Material provided -
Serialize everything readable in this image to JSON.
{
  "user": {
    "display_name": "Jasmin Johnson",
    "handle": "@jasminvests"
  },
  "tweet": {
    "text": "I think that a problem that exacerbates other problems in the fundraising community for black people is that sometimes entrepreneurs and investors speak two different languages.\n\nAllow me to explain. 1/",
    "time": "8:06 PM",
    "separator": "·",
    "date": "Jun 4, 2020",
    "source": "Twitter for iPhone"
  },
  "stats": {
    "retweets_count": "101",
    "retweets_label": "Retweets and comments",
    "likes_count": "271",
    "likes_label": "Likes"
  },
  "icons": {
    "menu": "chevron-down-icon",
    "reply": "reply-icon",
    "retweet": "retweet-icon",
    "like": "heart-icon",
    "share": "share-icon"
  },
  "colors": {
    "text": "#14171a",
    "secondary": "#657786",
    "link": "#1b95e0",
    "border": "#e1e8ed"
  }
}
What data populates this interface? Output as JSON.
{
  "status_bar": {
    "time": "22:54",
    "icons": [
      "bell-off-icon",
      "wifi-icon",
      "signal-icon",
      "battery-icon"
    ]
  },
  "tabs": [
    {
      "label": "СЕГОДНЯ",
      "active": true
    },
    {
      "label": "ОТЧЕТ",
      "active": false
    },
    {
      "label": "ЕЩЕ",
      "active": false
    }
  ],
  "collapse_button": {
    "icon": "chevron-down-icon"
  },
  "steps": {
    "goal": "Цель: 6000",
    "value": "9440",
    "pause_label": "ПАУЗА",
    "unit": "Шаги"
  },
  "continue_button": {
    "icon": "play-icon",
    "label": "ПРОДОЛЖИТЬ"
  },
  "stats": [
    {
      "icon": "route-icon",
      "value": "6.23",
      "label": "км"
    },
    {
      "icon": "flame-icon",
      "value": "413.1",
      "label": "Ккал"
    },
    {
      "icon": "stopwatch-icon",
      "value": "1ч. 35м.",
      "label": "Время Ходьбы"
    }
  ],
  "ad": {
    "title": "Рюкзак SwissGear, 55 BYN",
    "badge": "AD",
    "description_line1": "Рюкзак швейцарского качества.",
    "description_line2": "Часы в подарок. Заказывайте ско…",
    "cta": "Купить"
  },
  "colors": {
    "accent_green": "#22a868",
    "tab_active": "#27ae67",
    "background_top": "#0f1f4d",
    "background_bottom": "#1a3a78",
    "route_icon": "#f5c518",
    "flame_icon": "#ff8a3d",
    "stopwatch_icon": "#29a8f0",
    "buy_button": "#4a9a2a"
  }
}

What the exercise asks -
Output the listing above word for word.

Written answer -
Serialize everything readable in this image to JSON.
{
  "user": {
    "display_name": "Jasmin Johnson",
    "handle": "@jasminvests"
  },
  "tweet": {
    "text": "I think that a problem that exacerbates other problems in the fundraising community for black people is that sometimes entrepreneurs and investors speak two different languages.\n\nAllow me to explain. 1/",
    "time": "8:06 PM",
    "separator": "·",
    "date": "Jun 4, 2020",
    "source": "Twitter for iPhone"
  },
  "stats": {
    "retweets_count": "101",
    "retweets_label": "Retweets and comments",
    "likes_count": "271",
    "likes_label": "Likes"
  },
  "icons": {
    "menu": "chevron-down-icon",
    "reply": "reply-icon",
    "retweet": "retweet-icon",
    "like": "heart-icon",
    "share": "share-icon"
  },
  "colors": {
    "text": "#14171a",
    "secondary": "#657786",
    "link": "#1b95e0",
    "border": "#e1e8ed"
  }
}
What data populates this interface? Output as JSON.
{
  "status_bar": {
    "time": "22:54",
    "icons": [
      "bell-off-icon",
      "wifi-icon",
      "signal-icon",
      "battery-icon"
    ]
  },
  "tabs": [
    {
      "label": "СЕГОДНЯ",
      "active": true
    },
    {
      "label": "ОТЧЕТ",
      "active": false
    },
    {
      "label": "ЕЩЕ",
      "active": false
    }
  ],
  "collapse_button": {
    "icon": "chevron-down-icon"
  },
  "steps": {
    "goal": "Цель: 6000",
    "value": "9440",
    "pause_label": "ПАУЗА",
    "unit": "Шаги"
  },
  "continue_button": {
    "icon": "play-icon",
    "label": "ПРОДОЛЖИТЬ"
  },
  "stats": [
    {
      "icon": "route-icon",
      "value": "6.23",
      "label": "км"
    },
    {
      "icon": "flame-icon",
      "value": "413.1",
      "label": "Ккал"
    },
    {
      "icon": "stopwatch-icon",
      "value": "1ч. 35м.",
      "label": "Время Ходьбы"
    }
  ],
  "ad": {
    "title": "Рюкзак SwissGear, 55 BYN",
    "badge": "AD",
    "description_line1": "Рюкзак швейцарского качества.",
    "description_line2": "Часы в подарок. Заказывайте ско…",
    "cta": "Купить"
  },
  "colors": {
    "accent_green": "#22a868",
    "tab_active": "#27ae67",
    "background_top": "#0f1f4d",
    "background_bottom": "#1a3a78",
    "route_icon": "#f5c518",
    "flame_icon": "#ff8a3d",
    "stopwatch_icon": "#29a8f0",
    "buy_button": "#4a9a2a"
  }
}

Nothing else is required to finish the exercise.